Copy every line of the entries that has the string "this" in it.

(Items from a data source)
---

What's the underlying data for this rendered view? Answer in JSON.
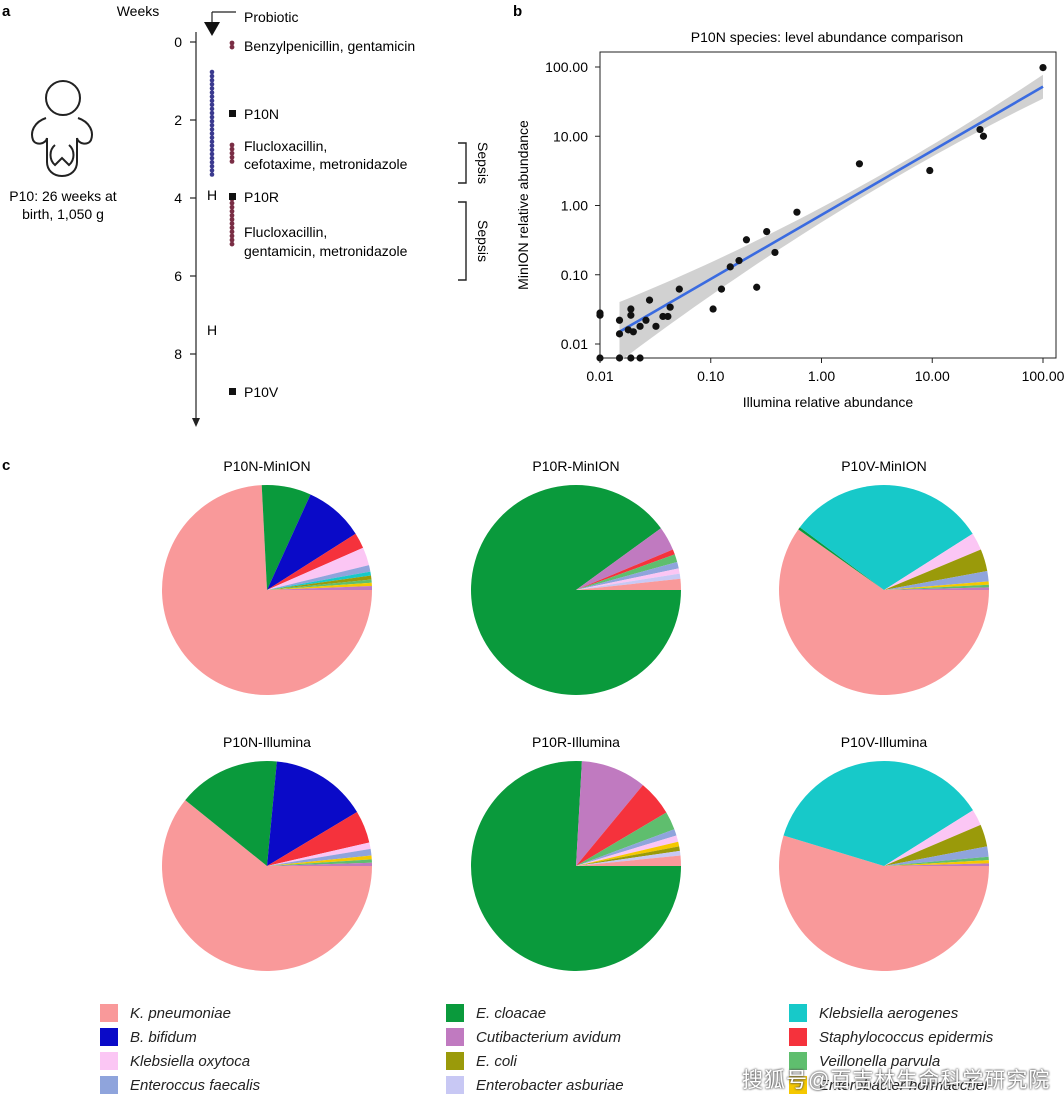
{
  "panel_a": {
    "label": "a",
    "axis_title": "Weeks",
    "probiotic_label": "Probiotic",
    "patient_caption_line1": "P10: 26 weeks at",
    "patient_caption_line2": "birth, 1,050 g",
    "ticks": [
      "0",
      "2",
      "4",
      "6",
      "8"
    ],
    "hospital_marks": [
      "H",
      "H"
    ],
    "samples": [
      "P10N",
      "P10R",
      "P10V"
    ],
    "antibiotics": [
      {
        "line1": "Benzylpenicillin, gentamicin",
        "line2": ""
      },
      {
        "line1": "Flucloxacillin,",
        "line2": "cefotaxime, metronidazole"
      },
      {
        "line1": "Flucloxacillin,",
        "line2": "gentamicin, metronidazole"
      }
    ],
    "sepsis_label": "Sepsis",
    "colors": {
      "probiotic_dot": "#3b3a8f",
      "antibiotic_dot": "#7a2e45"
    }
  },
  "panel_b": {
    "label": "b"
  },
  "panel_c": {
    "label": "c"
  },
  "legend": [
    {
      "name": "K. pneumoniae",
      "color": "#f9999a"
    },
    {
      "name": "E. cloacae",
      "color": "#0a9a3c"
    },
    {
      "name": "Klebsiella aerogenes",
      "color": "#17c9c9"
    },
    {
      "name": "B. bifidum",
      "color": "#0a0ac8"
    },
    {
      "name": "Cutibacterium avidum",
      "color": "#c07ac0"
    },
    {
      "name": "Staphylococcus epidermis",
      "color": "#f5323c"
    },
    {
      "name": "Klebsiella oxytoca",
      "color": "#fbc6f4"
    },
    {
      "name": "E. coli",
      "color": "#9a9a0a"
    },
    {
      "name": "Veillonella parvula",
      "color": "#5fbe6e"
    },
    {
      "name": "Enteroccus faecalis",
      "color": "#8fa4dc"
    },
    {
      "name": "Enterobacter asburiae",
      "color": "#c8c8f4"
    },
    {
      "name": "Enterobacter hormaechei",
      "color": "#f5c800"
    }
  ],
  "watermark": "搜狐号@百吉林生命科学研究院",
  "chart_data": [
    {
      "type": "scatter",
      "title": "P10N species: level abundance comparison",
      "xlabel": "Illumina relative abundance",
      "ylabel": "MinION relative abundance",
      "xscale": "log",
      "yscale": "log",
      "xlim": [
        0.01,
        100
      ],
      "ylim": [
        0.006,
        100
      ],
      "xticks": [
        "0.01",
        "0.10",
        "1.00",
        "10.00",
        "100.00"
      ],
      "yticks": [
        "0.01",
        "0.10",
        "1.00",
        "10.00",
        "100.00"
      ],
      "fit_line": {
        "x": [
          0.015,
          100
        ],
        "y": [
          0.015,
          52
        ],
        "color": "#3a6be0"
      },
      "points": [
        [
          0.01,
          0.028
        ],
        [
          0.01,
          0.026
        ],
        [
          0.01,
          0.006
        ],
        [
          0.015,
          0.022
        ],
        [
          0.015,
          0.014
        ],
        [
          0.015,
          0.006
        ],
        [
          0.018,
          0.016
        ],
        [
          0.019,
          0.032
        ],
        [
          0.019,
          0.026
        ],
        [
          0.019,
          0.006
        ],
        [
          0.02,
          0.015
        ],
        [
          0.023,
          0.018
        ],
        [
          0.023,
          0.006
        ],
        [
          0.026,
          0.022
        ],
        [
          0.028,
          0.043
        ],
        [
          0.032,
          0.018
        ],
        [
          0.037,
          0.025
        ],
        [
          0.041,
          0.025
        ],
        [
          0.043,
          0.034
        ],
        [
          0.052,
          0.062
        ],
        [
          0.105,
          0.032
        ],
        [
          0.125,
          0.062
        ],
        [
          0.15,
          0.13
        ],
        [
          0.18,
          0.16
        ],
        [
          0.21,
          0.32
        ],
        [
          0.26,
          0.066
        ],
        [
          0.32,
          0.42
        ],
        [
          0.38,
          0.21
        ],
        [
          0.6,
          0.8
        ],
        [
          2.2,
          4.0
        ],
        [
          9.5,
          3.2
        ],
        [
          27,
          12.5
        ],
        [
          29,
          10.0
        ],
        [
          100,
          98
        ]
      ]
    },
    {
      "type": "pie",
      "title": "P10N-MinION",
      "slices": [
        [
          "K. pneumoniae",
          74.2
        ],
        [
          "E. cloacae",
          7.6
        ],
        [
          "B. bifidum",
          9.2
        ],
        [
          "Staphylococcus epidermis",
          2.4
        ],
        [
          "Klebsiella oxytoca",
          2.8
        ],
        [
          "Enteroccus faecalis",
          1.0
        ],
        [
          "Klebsiella aerogenes",
          0.6
        ],
        [
          "E. coli",
          0.6
        ],
        [
          "Veillonella parvula",
          0.5
        ],
        [
          "Enterobacter hormaechei",
          0.5
        ],
        [
          "Cutibacterium avidum",
          0.6
        ]
      ]
    },
    {
      "type": "pie",
      "title": "P10R-MinION",
      "slices": [
        [
          "E. cloacae",
          90.0
        ],
        [
          "Cutibacterium avidum",
          3.7
        ],
        [
          "Staphylococcus epidermis",
          0.8
        ],
        [
          "Veillonella parvula",
          1.2
        ],
        [
          "Enteroccus faecalis",
          1.0
        ],
        [
          "Klebsiella oxytoca",
          0.8
        ],
        [
          "Enterobacter asburiae",
          0.8
        ],
        [
          "K. pneumoniae",
          1.7
        ]
      ]
    },
    {
      "type": "pie",
      "title": "P10V-MinION",
      "slices": [
        [
          "K. pneumoniae",
          59.8
        ],
        [
          "E. cloacae",
          0.4
        ],
        [
          "Klebsiella aerogenes",
          30.8
        ],
        [
          "Klebsiella oxytoca",
          2.7
        ],
        [
          "E. coli",
          3.4
        ],
        [
          "Enteroccus faecalis",
          1.6
        ],
        [
          "Enterobacter hormaechei",
          0.5
        ],
        [
          "Veillonella parvula",
          0.4
        ],
        [
          "Cutibacterium avidum",
          0.4
        ]
      ]
    },
    {
      "type": "pie",
      "title": "P10N-Illumina",
      "slices": [
        [
          "K. pneumoniae",
          60.8
        ],
        [
          "E. cloacae",
          15.7
        ],
        [
          "B. bifidum",
          14.9
        ],
        [
          "Staphylococcus epidermis",
          5.0
        ],
        [
          "Klebsiella oxytoca",
          1.0
        ],
        [
          "Enteroccus faecalis",
          1.0
        ],
        [
          "Enterobacter hormaechei",
          0.6
        ],
        [
          "Veillonella parvula",
          0.5
        ],
        [
          "Cutibacterium avidum",
          0.5
        ]
      ]
    },
    {
      "type": "pie",
      "title": "P10R-Illumina",
      "slices": [
        [
          "E. cloacae",
          75.9
        ],
        [
          "Cutibacterium avidum",
          10.1
        ],
        [
          "Staphylococcus epidermis",
          5.5
        ],
        [
          "Veillonella parvula",
          2.8
        ],
        [
          "Enteroccus faecalis",
          1.0
        ],
        [
          "Klebsiella oxytoca",
          1.0
        ],
        [
          "Enterobacter hormaechei",
          0.7
        ],
        [
          "E. coli",
          0.7
        ],
        [
          "Enterobacter asburiae",
          0.7
        ],
        [
          "K. pneumoniae",
          1.6
        ]
      ]
    },
    {
      "type": "pie",
      "title": "P10V-Illumina",
      "slices": [
        [
          "K. pneumoniae",
          54.7
        ],
        [
          "Klebsiella aerogenes",
          36.4
        ],
        [
          "Klebsiella oxytoca",
          2.5
        ],
        [
          "E. coli",
          3.4
        ],
        [
          "Enteroccus faecalis",
          1.6
        ],
        [
          "Veillonella parvula",
          0.5
        ],
        [
          "Enterobacter hormaechei",
          0.5
        ],
        [
          "Cutibacterium avidum",
          0.4
        ]
      ]
    }
  ]
}
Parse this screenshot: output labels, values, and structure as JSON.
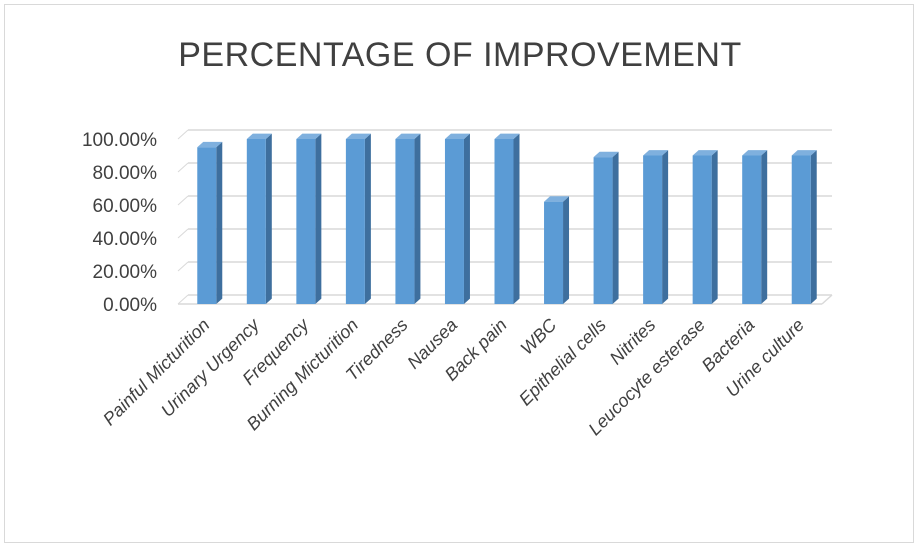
{
  "chart_data": {
    "type": "bar",
    "title": "PERCENTAGE OF IMPROVEMENT",
    "xlabel": "",
    "ylabel": "",
    "categories": [
      "Painful Micturition",
      "Urinary Urgency",
      "Frequency",
      "Burning Micturition",
      "Tiredness",
      "Nausea",
      "Back pain",
      "WBC",
      "Epithelial cells",
      "Nitrites",
      "Leucocyte esterase",
      "Bacteria",
      "Urine culture"
    ],
    "values": [
      95,
      100,
      100,
      100,
      100,
      100,
      100,
      62,
      89,
      90,
      90,
      90,
      90
    ],
    "ylim": [
      0,
      100
    ],
    "yticks": [
      "0.00%",
      "20.00%",
      "40.00%",
      "60.00%",
      "80.00%",
      "100.00%"
    ],
    "grid": true,
    "legend": "none",
    "colors": {
      "bar_front": "#5b9bd5",
      "bar_side": "#3e6f9e",
      "bar_top": "#7fb0de",
      "grid": "#d9d9d9",
      "text": "#404040"
    }
  }
}
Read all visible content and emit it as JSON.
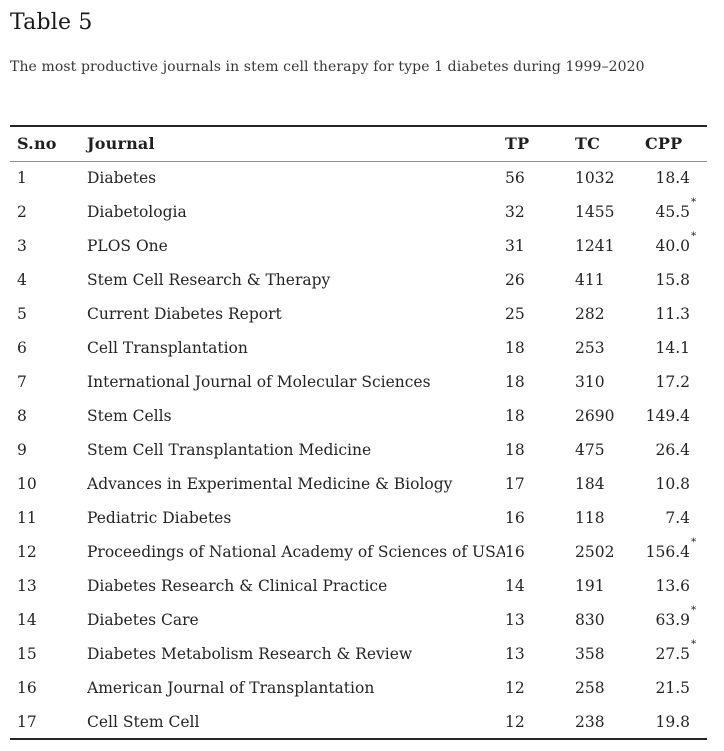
{
  "header": {
    "title": "Table 5",
    "caption": "The most productive journals in stem cell therapy for type 1 diabetes during 1999–2020"
  },
  "table": {
    "columns": [
      "S.no",
      "Journal",
      "TP",
      "TC",
      "CPP"
    ],
    "rows": [
      {
        "sno": "1",
        "journal": "Diabetes",
        "tp": "56",
        "tc": "1032",
        "cpp": "18.4",
        "star": ""
      },
      {
        "sno": "2",
        "journal": "Diabetologia",
        "tp": "32",
        "tc": "1455",
        "cpp": "45.5",
        "star": "*"
      },
      {
        "sno": "3",
        "journal": "PLOS One",
        "tp": "31",
        "tc": "1241",
        "cpp": "40.0",
        "star": "*"
      },
      {
        "sno": "4",
        "journal": "Stem Cell Research & Therapy",
        "tp": "26",
        "tc": "411",
        "cpp": "15.8",
        "star": ""
      },
      {
        "sno": "5",
        "journal": "Current Diabetes Report",
        "tp": "25",
        "tc": "282",
        "cpp": "11.3",
        "star": ""
      },
      {
        "sno": "6",
        "journal": "Cell Transplantation",
        "tp": "18",
        "tc": "253",
        "cpp": "14.1",
        "star": ""
      },
      {
        "sno": "7",
        "journal": "International Journal of Molecular Sciences",
        "tp": "18",
        "tc": "310",
        "cpp": "17.2",
        "star": ""
      },
      {
        "sno": "8",
        "journal": "Stem Cells",
        "tp": "18",
        "tc": "2690",
        "cpp": "149.4",
        "star": ""
      },
      {
        "sno": "9",
        "journal": "Stem Cell Transplantation Medicine",
        "tp": "18",
        "tc": "475",
        "cpp": "26.4",
        "star": ""
      },
      {
        "sno": "10",
        "journal": "Advances in Experimental Medicine & Biology",
        "tp": "17",
        "tc": "184",
        "cpp": "10.8",
        "star": ""
      },
      {
        "sno": "11",
        "journal": "Pediatric Diabetes",
        "tp": "16",
        "tc": "118",
        "cpp": "7.4",
        "star": ""
      },
      {
        "sno": "12",
        "journal": "Proceedings of National Academy of Sciences of USA",
        "tp": "16",
        "tc": "2502",
        "cpp": "156.4",
        "star": "*"
      },
      {
        "sno": "13",
        "journal": "Diabetes Research & Clinical Practice",
        "tp": "14",
        "tc": "191",
        "cpp": "13.6",
        "star": ""
      },
      {
        "sno": "14",
        "journal": "Diabetes Care",
        "tp": "13",
        "tc": "830",
        "cpp": "63.9",
        "star": "*"
      },
      {
        "sno": "15",
        "journal": "Diabetes Metabolism Research & Review",
        "tp": "13",
        "tc": "358",
        "cpp": "27.5",
        "star": "*"
      },
      {
        "sno": "16",
        "journal": "American Journal of Transplantation",
        "tp": "12",
        "tc": "258",
        "cpp": "21.5",
        "star": ""
      },
      {
        "sno": "17",
        "journal": "Cell Stem Cell",
        "tp": "12",
        "tc": "238",
        "cpp": "19.8",
        "star": ""
      }
    ]
  },
  "colors": {
    "text": "#242424",
    "title": "#181818",
    "border_strong": "#262626",
    "border_header": "#8f8f8f",
    "background": "#ffffff"
  }
}
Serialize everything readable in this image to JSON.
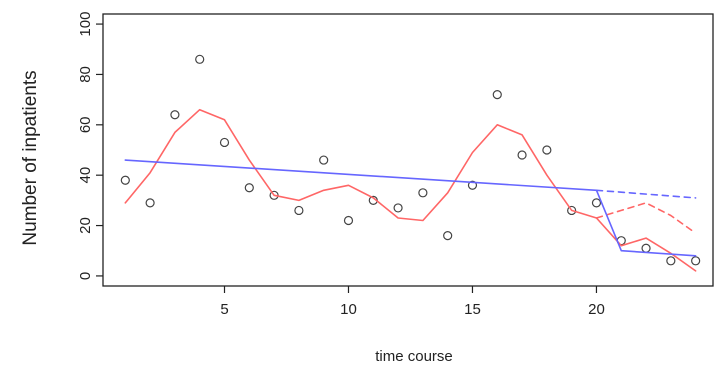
{
  "chart_data": {
    "type": "scatter",
    "xlabel": "time course",
    "ylabel": "Number of inpatients",
    "xlim": [
      0.1,
      24.7
    ],
    "ylim": [
      -4,
      104
    ],
    "xticks": [
      5,
      10,
      15,
      20
    ],
    "yticks": [
      0,
      20,
      40,
      60,
      80,
      100
    ],
    "grid": false,
    "series": [
      {
        "kind": "points",
        "color": "#444444",
        "x": [
          1,
          2,
          3,
          4,
          5,
          6,
          7,
          8,
          9,
          10,
          11,
          12,
          13,
          14,
          15,
          16,
          17,
          18,
          19,
          20,
          21,
          22,
          23,
          24
        ],
        "y": [
          38,
          29,
          64,
          86,
          53,
          35,
          32,
          26,
          46,
          22,
          30,
          27,
          33,
          16,
          36,
          72,
          48,
          50,
          26,
          29,
          14,
          11,
          6,
          6
        ]
      },
      {
        "kind": "line",
        "style": "solid",
        "color": "#ff6666",
        "x": [
          1,
          2,
          3,
          4,
          5,
          6,
          7,
          8,
          9,
          10,
          11,
          12,
          13,
          14,
          15,
          16,
          17,
          18,
          19,
          20,
          21,
          22,
          23,
          24
        ],
        "y": [
          29,
          41,
          57,
          66,
          62,
          46,
          32,
          30,
          34,
          36,
          31,
          23,
          22,
          33,
          49,
          60,
          56,
          40,
          26,
          23,
          12,
          15,
          9,
          2
        ]
      },
      {
        "kind": "line",
        "style": "dashed",
        "color": "#ff6666",
        "x": [
          20,
          21,
          22,
          23,
          24
        ],
        "y": [
          23,
          26,
          29,
          24,
          17
        ]
      },
      {
        "kind": "line",
        "style": "solid",
        "color": "#6666ff",
        "x": [
          1,
          20,
          21,
          24
        ],
        "y": [
          46,
          34,
          10,
          8
        ]
      },
      {
        "kind": "line",
        "style": "dashed",
        "color": "#6666ff",
        "x": [
          20,
          24
        ],
        "y": [
          34,
          31
        ]
      }
    ]
  }
}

---

• Reply
What's the underlying data for this rendered view? Answer in JSON.
Parse this screenshot: output labels, values, and structure as JSON.
Serialize everything readable in this image to JSON.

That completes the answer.